------ The records

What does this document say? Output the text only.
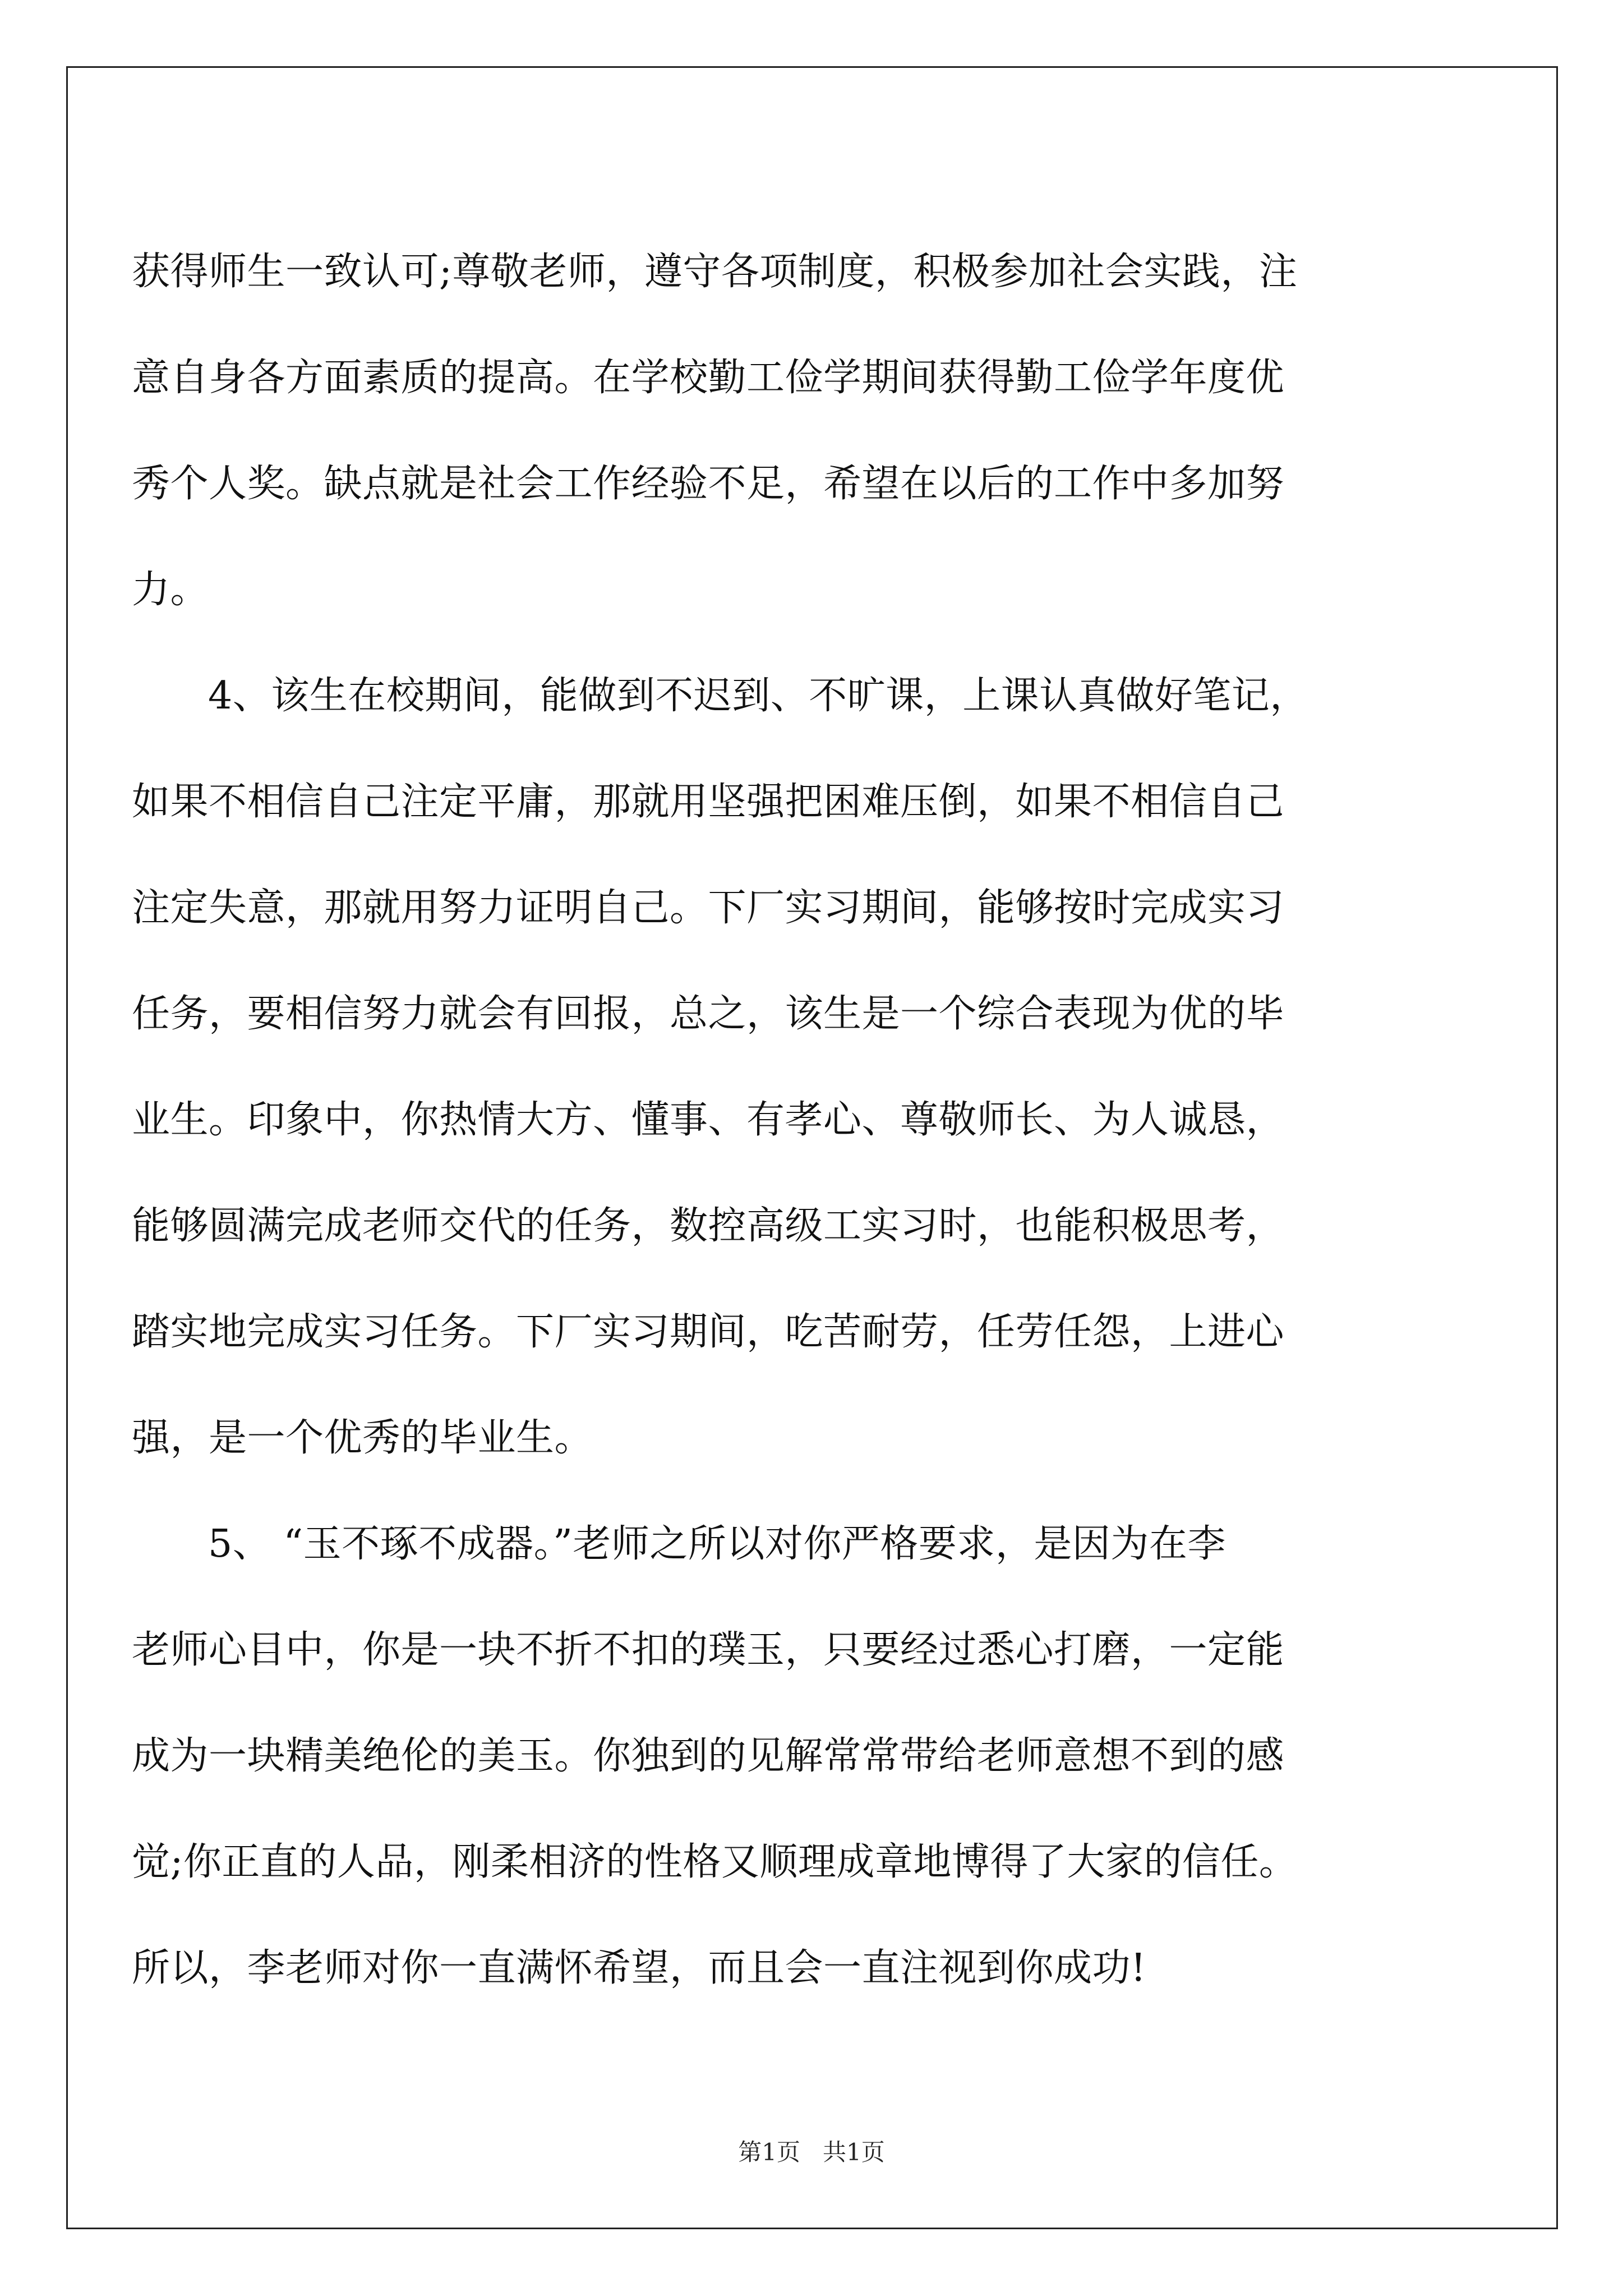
获得师生一致认可;尊敬老师，遵守各项制度，积极参加社会实践，注
意自身各方面素质的提高。在学校勤工俭学期间获得勤工俭学年度优
秀个人奖。缺点就是社会工作经验不足，希望在以后的工作中多加努
力。
4、该生在校期间，能做到不迟到、不旷课，上课认真做好笔记，
如果不相信自己注定平庸，那就用坚强把困难压倒，如果不相信自己
注定失意，那就用努力证明自己。下厂实习期间，能够按时完成实习
任务，要相信努力就会有回报，总之，该生是一个综合表现为优的毕
业生。印象中，你热情大方、懂事、有孝心、尊敬师长、为人诚恳，
能够圆满完成老师交代的任务，数控高级工实习时，也能积极思考，
踏实地完成实习任务。下厂实习期间，吃苦耐劳，任劳任怨，上进心
强，是一个优秀的毕业生。
5、 “玉不琢不成器。”老师之所以对你严格要求，是因为在李
老师心目中，你是一块不折不扣的璞玉，只要经过悉心打磨，一定能
成为一块精美绝伦的美玉。你独到的见解常常带给老师意想不到的感
觉;你正直的人品，刚柔相济的性格又顺理成章地博得了大家的信任。
所以，李老师对你一直满怀希望，而且会一直注视到你成功!
第1页   共1页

------------

Problem statement:
Print all of the entries word for word. Omit the pictures they contain.

Answer for the task:
What does this document say? Output the text only.
获得师生一致认可;尊敬老师，遵守各项制度，积极参加社会实践，注
意自身各方面素质的提高。在学校勤工俭学期间获得勤工俭学年度优
秀个人奖。缺点就是社会工作经验不足，希望在以后的工作中多加努
力。
4、该生在校期间，能做到不迟到、不旷课，上课认真做好笔记，
如果不相信自己注定平庸，那就用坚强把困难压倒，如果不相信自己
注定失意，那就用努力证明自己。下厂实习期间，能够按时完成实习
任务，要相信努力就会有回报，总之，该生是一个综合表现为优的毕
业生。印象中，你热情大方、懂事、有孝心、尊敬师长、为人诚恳，
能够圆满完成老师交代的任务，数控高级工实习时，也能积极思考，
踏实地完成实习任务。下厂实习期间，吃苦耐劳，任劳任怨，上进心
强，是一个优秀的毕业生。
5、 “玉不琢不成器。”老师之所以对你严格要求，是因为在李
老师心目中，你是一块不折不扣的璞玉，只要经过悉心打磨，一定能
成为一块精美绝伦的美玉。你独到的见解常常带给老师意想不到的感
觉;你正直的人品，刚柔相济的性格又顺理成章地博得了大家的信任。
所以，李老师对你一直满怀希望，而且会一直注视到你成功!
第1页   共1页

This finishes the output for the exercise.